Data extracted from a collection →

▬▬▬▬▬▬

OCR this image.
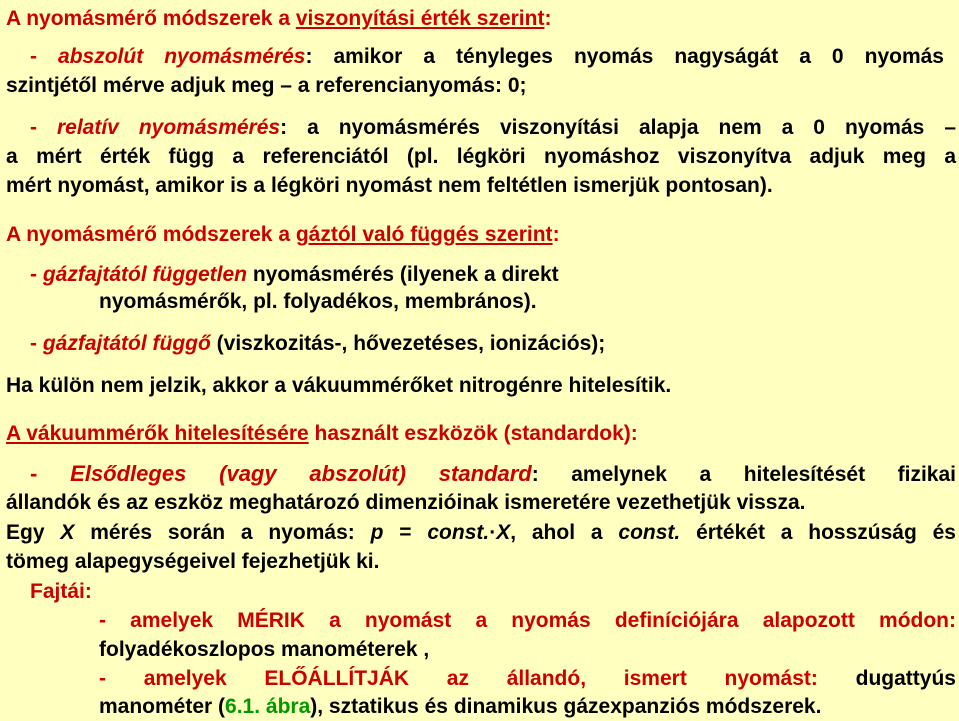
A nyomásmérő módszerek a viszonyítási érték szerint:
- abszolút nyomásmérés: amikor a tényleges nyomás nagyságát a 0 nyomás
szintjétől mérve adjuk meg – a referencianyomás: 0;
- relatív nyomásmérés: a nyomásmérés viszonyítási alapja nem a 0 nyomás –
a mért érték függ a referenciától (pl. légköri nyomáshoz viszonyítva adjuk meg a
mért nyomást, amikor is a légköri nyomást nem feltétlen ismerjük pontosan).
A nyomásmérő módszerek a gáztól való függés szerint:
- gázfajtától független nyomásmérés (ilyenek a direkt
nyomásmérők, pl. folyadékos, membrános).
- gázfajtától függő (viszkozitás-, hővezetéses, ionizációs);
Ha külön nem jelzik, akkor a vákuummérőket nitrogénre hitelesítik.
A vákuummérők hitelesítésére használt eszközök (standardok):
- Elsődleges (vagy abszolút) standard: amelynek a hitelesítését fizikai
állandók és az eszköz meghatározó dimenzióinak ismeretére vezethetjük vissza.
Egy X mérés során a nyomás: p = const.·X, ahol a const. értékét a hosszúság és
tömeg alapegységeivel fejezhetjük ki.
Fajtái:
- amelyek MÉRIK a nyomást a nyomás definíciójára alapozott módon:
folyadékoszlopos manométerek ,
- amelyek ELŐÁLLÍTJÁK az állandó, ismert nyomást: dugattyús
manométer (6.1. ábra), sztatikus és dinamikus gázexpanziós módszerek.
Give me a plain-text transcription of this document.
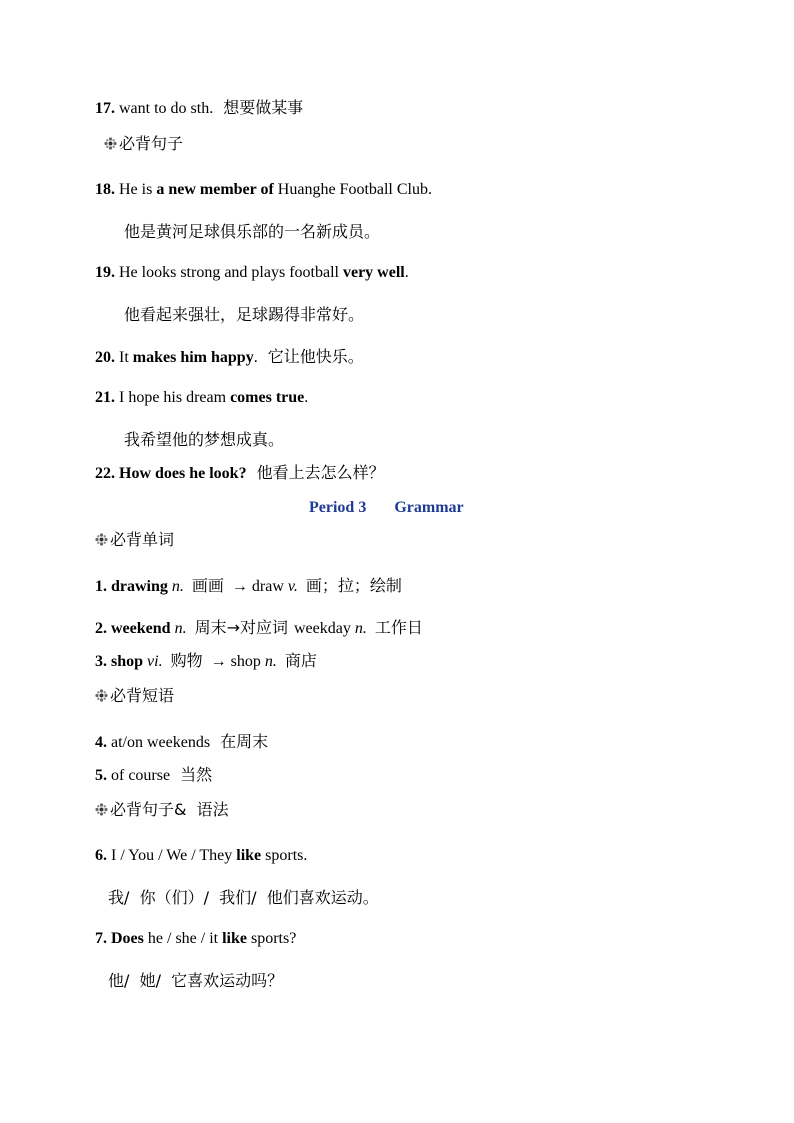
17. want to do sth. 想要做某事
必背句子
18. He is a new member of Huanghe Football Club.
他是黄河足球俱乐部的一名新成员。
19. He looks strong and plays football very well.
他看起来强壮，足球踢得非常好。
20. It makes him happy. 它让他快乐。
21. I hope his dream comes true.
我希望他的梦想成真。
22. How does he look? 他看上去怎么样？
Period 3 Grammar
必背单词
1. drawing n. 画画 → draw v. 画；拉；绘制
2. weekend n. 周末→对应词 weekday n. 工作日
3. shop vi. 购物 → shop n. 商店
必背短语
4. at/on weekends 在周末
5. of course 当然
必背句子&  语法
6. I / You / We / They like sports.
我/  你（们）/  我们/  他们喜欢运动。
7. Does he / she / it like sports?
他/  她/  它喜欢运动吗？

▬▬▬▬▬▬

Without the pictures, repeat the listing above exactly.

OCR this image.
A nyomásmérő módszerek a viszonyítási érték szerint:
- abszolút nyomásmérés: amikor a tényleges nyomás nagyságát a 0 nyomás
szintjétől mérve adjuk meg – a referencianyomás: 0;
- relatív nyomásmérés: a nyomásmérés viszonyítási alapja nem a 0 nyomás –
a mért érték függ a referenciától (pl. légköri nyomáshoz viszonyítva adjuk meg a
mért nyomást, amikor is a légköri nyomást nem feltétlen ismerjük pontosan).
A nyomásmérő módszerek a gáztól való függés szerint:
- gázfajtától független nyomásmérés (ilyenek a direkt
nyomásmérők, pl. folyadékos, membrános).
- gázfajtától függő (viszkozitás-, hővezetéses, ionizációs);
Ha külön nem jelzik, akkor a vákuummérőket nitrogénre hitelesítik.
A vákuummérők hitelesítésére használt eszközök (standardok):
- Elsődleges (vagy abszolút) standard: amelynek a hitelesítését fizikai
állandók és az eszköz meghatározó dimenzióinak ismeretére vezethetjük vissza.
Egy X mérés során a nyomás: p = const.·X, ahol a const. értékét a hosszúság és
tömeg alapegységeivel fejezhetjük ki.
Fajtái:
- amelyek MÉRIK a nyomást a nyomás definíciójára alapozott módon:
folyadékoszlopos manométerek ,
- amelyek ELŐÁLLÍTJÁK az állandó, ismert nyomást: dugattyús
manométer (6.1. ábra), sztatikus és dinamikus gázexpanziós módszerek.
Give me a plain-text transcription of this document.
17. want to do sth. 想要做某事
必背句子
18. He is a new member of Huanghe Football Club.
他是黄河足球俱乐部的一名新成员。
19. He looks strong and plays football very well.
他看起来强壮，足球踢得非常好。
20. It makes him happy. 它让他快乐。
21. I hope his dream comes true.
我希望他的梦想成真。
22. How does he look? 他看上去怎么样？
Period 3 Grammar
必背单词
1. drawing n. 画画 → draw v. 画；拉；绘制
2. weekend n. 周末→对应词 weekday n. 工作日
3. shop vi. 购物 → shop n. 商店
必背短语
4. at/on weekends 在周末
5. of course 当然
必背句子&  语法
6. I / You / We / They like sports.
我/  你（们）/  我们/  他们喜欢运动。
7. Does he / she / it like sports?
他/  她/  它喜欢运动吗？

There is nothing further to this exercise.